The task. In the data below, find the line containing "Read out every word on this page."; reproduce that line and all subsequent lines exactly, and nothing else.

— start Task material —

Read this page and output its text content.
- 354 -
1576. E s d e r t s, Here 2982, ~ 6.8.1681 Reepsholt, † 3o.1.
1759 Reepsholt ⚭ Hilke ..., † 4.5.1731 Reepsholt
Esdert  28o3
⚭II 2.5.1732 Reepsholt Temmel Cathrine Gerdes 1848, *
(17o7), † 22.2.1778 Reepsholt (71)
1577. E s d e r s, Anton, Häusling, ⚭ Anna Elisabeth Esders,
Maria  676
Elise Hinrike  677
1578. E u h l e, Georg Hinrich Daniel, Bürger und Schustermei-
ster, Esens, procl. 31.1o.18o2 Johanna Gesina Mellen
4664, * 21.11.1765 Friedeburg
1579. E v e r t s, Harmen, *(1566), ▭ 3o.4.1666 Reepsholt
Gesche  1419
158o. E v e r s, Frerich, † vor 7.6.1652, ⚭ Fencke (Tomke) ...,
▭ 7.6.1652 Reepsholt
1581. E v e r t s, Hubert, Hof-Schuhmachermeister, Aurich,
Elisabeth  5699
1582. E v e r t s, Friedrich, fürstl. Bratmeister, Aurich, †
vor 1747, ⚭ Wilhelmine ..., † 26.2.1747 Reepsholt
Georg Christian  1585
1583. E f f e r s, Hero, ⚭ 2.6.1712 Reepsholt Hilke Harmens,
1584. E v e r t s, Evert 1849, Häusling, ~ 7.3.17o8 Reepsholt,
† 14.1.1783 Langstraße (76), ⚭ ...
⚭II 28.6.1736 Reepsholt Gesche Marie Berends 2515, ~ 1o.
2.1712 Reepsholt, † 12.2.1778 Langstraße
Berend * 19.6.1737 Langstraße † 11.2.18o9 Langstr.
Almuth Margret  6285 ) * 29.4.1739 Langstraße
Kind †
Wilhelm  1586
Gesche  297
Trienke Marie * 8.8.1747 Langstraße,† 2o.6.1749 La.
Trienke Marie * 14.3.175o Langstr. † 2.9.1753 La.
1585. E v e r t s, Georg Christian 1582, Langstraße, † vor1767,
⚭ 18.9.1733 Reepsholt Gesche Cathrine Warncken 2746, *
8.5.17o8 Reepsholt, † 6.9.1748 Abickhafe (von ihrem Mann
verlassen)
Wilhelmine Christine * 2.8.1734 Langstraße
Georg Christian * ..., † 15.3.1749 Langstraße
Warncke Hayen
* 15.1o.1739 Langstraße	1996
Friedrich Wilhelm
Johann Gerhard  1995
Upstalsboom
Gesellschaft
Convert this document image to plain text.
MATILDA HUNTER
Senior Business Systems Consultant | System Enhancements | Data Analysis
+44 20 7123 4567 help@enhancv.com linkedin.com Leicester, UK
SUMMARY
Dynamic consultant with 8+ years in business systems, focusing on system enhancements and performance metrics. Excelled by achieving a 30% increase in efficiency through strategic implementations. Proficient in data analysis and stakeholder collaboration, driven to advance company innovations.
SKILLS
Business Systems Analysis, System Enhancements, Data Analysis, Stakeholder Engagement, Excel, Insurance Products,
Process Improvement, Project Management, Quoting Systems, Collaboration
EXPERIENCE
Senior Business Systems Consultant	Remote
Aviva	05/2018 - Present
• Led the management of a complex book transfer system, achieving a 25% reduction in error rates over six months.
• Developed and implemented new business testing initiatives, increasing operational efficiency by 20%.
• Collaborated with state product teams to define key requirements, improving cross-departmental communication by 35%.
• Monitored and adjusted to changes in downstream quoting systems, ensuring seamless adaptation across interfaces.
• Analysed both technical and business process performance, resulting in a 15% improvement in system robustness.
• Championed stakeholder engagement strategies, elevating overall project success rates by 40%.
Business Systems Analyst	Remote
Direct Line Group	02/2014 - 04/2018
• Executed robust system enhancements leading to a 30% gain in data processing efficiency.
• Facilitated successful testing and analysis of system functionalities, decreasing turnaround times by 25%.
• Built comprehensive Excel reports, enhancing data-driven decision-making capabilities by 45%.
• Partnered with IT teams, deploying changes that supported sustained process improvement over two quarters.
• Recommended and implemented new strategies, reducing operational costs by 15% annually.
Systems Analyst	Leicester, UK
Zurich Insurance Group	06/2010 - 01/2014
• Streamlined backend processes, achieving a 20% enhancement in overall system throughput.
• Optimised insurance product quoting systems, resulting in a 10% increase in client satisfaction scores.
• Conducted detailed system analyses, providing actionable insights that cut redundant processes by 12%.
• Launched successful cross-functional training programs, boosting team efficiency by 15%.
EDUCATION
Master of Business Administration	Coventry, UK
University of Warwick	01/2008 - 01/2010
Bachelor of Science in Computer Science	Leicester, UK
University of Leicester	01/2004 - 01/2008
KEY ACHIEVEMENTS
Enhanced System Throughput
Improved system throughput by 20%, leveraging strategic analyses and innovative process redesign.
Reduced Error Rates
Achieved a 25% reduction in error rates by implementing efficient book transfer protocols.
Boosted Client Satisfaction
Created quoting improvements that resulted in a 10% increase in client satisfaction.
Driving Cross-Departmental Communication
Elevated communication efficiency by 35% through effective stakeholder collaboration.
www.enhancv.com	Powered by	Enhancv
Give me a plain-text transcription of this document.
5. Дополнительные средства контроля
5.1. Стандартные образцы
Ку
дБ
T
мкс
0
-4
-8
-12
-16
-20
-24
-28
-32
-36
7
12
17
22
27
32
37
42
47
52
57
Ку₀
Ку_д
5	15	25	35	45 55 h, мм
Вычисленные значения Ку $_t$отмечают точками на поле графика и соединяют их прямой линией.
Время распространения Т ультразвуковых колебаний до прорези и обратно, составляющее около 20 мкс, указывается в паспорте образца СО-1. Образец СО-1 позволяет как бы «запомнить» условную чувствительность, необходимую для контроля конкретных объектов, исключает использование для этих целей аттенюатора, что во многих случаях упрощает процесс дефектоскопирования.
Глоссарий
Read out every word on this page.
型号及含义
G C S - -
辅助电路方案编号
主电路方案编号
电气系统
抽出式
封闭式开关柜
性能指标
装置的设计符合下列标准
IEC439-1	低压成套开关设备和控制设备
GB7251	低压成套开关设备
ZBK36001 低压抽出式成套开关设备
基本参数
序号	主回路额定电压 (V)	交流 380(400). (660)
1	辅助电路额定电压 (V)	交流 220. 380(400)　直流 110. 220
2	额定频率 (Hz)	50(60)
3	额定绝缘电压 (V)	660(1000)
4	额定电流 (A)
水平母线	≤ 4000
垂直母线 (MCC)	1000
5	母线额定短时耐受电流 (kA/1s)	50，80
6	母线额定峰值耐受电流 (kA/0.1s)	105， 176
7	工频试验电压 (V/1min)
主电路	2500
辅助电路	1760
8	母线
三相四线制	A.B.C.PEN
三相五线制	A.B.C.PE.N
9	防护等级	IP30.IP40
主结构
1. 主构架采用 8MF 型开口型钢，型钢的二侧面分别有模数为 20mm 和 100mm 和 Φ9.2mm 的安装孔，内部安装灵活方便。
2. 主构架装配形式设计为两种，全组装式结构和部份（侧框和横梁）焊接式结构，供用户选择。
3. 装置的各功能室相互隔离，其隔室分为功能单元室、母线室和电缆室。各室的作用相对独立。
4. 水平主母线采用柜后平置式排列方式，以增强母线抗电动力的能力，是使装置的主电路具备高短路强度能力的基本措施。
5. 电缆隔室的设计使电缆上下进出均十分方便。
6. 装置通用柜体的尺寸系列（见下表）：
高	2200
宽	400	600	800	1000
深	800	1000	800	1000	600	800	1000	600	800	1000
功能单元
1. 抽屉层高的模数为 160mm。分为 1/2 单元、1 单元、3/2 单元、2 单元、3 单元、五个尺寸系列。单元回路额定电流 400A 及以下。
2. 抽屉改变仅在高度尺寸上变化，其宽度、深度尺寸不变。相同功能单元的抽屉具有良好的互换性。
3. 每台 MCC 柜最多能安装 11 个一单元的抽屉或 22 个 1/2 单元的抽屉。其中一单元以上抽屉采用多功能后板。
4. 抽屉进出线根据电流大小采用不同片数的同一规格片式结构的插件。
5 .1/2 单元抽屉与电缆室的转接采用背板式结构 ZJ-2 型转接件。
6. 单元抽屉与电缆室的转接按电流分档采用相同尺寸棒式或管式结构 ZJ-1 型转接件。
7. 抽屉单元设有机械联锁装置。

— end Task material —

The result.
Read out every word on this page.
型号及含义
G C S - -
辅助电路方案编号
主电路方案编号
电气系统
抽出式
封闭式开关柜
性能指标
装置的设计符合下列标准
IEC439-1	低压成套开关设备和控制设备
GB7251	低压成套开关设备
ZBK36001 低压抽出式成套开关设备
基本参数
序号	主回路额定电压 (V)	交流 380(400). (660)
1	辅助电路额定电压 (V)	交流 220. 380(400)　直流 110. 220
2	额定频率 (Hz)	50(60)
3	额定绝缘电压 (V)	660(1000)
4	额定电流 (A)
水平母线	≤ 4000
垂直母线 (MCC)	1000
5	母线额定短时耐受电流 (kA/1s)	50，80
6	母线额定峰值耐受电流 (kA/0.1s)	105， 176
7	工频试验电压 (V/1min)
主电路	2500
辅助电路	1760
8	母线
三相四线制	A.B.C.PEN
三相五线制	A.B.C.PE.N
9	防护等级	IP30.IP40
主结构
1. 主构架采用 8MF 型开口型钢，型钢的二侧面分别有模数为 20mm 和 100mm 和 Φ9.2mm 的安装孔，内部安装灵活方便。
2. 主构架装配形式设计为两种，全组装式结构和部份（侧框和横梁）焊接式结构，供用户选择。
3. 装置的各功能室相互隔离，其隔室分为功能单元室、母线室和电缆室。各室的作用相对独立。
4. 水平主母线采用柜后平置式排列方式，以增强母线抗电动力的能力，是使装置的主电路具备高短路强度能力的基本措施。
5. 电缆隔室的设计使电缆上下进出均十分方便。
6. 装置通用柜体的尺寸系列（见下表）：
高	2200
宽	400	600	800	1000
深	800	1000	800	1000	600	800	1000	600	800	1000
功能单元
1. 抽屉层高的模数为 160mm。分为 1/2 单元、1 单元、3/2 单元、2 单元、3 单元、五个尺寸系列。单元回路额定电流 400A 及以下。
2. 抽屉改变仅在高度尺寸上变化，其宽度、深度尺寸不变。相同功能单元的抽屉具有良好的互换性。
3. 每台 MCC 柜最多能安装 11 个一单元的抽屉或 22 个 1/2 单元的抽屉。其中一单元以上抽屉采用多功能后板。
4. 抽屉进出线根据电流大小采用不同片数的同一规格片式结构的插件。
5 .1/2 单元抽屉与电缆室的转接采用背板式结构 ZJ-2 型转接件。
6. 单元抽屉与电缆室的转接按电流分档采用相同尺寸棒式或管式结构 ZJ-1 型转接件。
7. 抽屉单元设有机械联锁装置。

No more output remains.